PASSAGE GIVEN »

---*---

Wall Street Journal - December 15, 1999
People With Disabilities Are Next Consumer Niche
By JOSHUA HARRIS PRAGER Staff Reporter of THE WALL STREET JOURNAL
Handicapitalism.
It's a brand-new term that describes what's behind a dawning realization in business: People with disabilities shouldn't be viewed as charity cases or regulatory burdens, but rather as profitable marketing targets. Now, mainstream companies, from financial services to cell-phone makers, are going beyond what's mandated by law and rapidly tailoring products to attract them.
A new training video from Norwest Mortgage Inc., a unit of Wells Fargo & Co. in Des Moines, Iowa, details a number of products it offers, including vehicle-conversion loans and home-modification loans especially for the disabled. The video, a call to arms for its sales force, offers a stark rationale: "Fact: People with disabilities have money!"
In 1995, according to the latest available census figures, there were about 48.5 million people 15 and older with disabilities in the U.S., with annual discretionary income totaling $175 billion. With last month's passing of the Work Incentives Improvement Act, a bill expected to funnel tens of thousands of disabled people into the work force, their purchasing power will only grow.

---*---

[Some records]
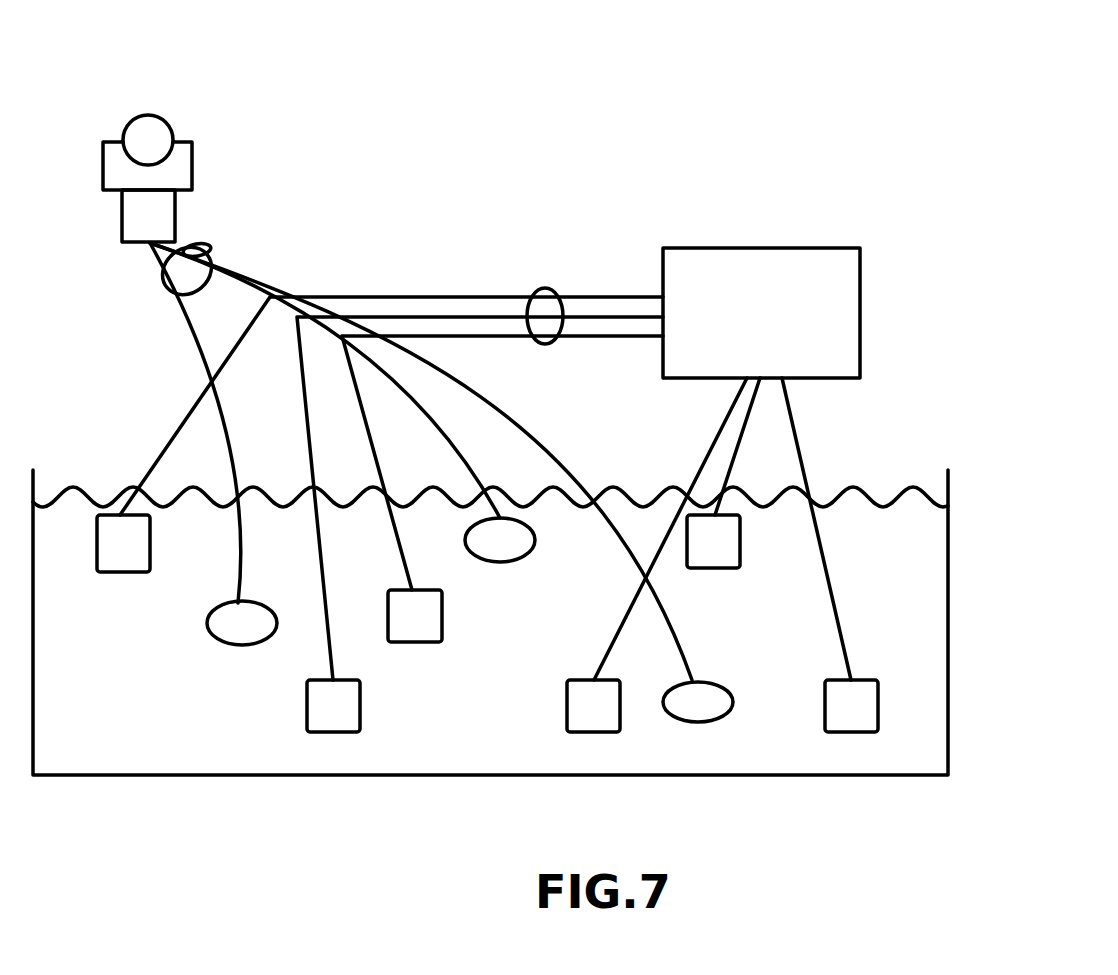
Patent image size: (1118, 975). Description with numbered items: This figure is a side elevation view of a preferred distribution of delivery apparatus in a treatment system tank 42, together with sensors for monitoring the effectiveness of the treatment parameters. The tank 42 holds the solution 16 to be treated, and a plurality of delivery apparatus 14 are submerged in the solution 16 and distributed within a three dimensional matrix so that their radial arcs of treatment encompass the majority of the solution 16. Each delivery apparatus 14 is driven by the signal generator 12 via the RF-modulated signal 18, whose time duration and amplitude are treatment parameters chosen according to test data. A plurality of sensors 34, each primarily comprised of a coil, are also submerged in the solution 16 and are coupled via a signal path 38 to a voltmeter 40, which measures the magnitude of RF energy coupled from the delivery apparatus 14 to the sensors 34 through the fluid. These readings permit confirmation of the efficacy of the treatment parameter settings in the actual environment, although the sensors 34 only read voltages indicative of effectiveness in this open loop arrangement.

The signal generator 12 is at (758, 247).
The delivery apparatus 14 is at (123, 572).
The solution 16 is at (932, 530).
The RF-modulated signal 18 is at (543, 290).
The sensor 34 is at (240, 645).
The signal path 38 is at (200, 242).
The voltmeter 40 is at (187, 143).
The treatment system tank 42 is at (950, 698).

---*---

TASK »
Based on the article on disability marketing, say whether each statement agrees with it: (a) census figures counted about 48.5 million people 15 and older with disabilities in the U.S. in 1995; (b) the Norwest Mortgage training video is meant for customers with disabilities; (c) companies are limiting their products to what the law requires.

OUTPUT OF THE TASK »
(a) Yes: "In 1995, according to the latest available census figures, there were about 48.5 million people 15 and older with disabilities in the U.S."
(b) No: "The video, a call to arms for its sales force"
(c) No: "mainstream companies, from financial services to cell-phone makers, are going beyond what's mandated by law"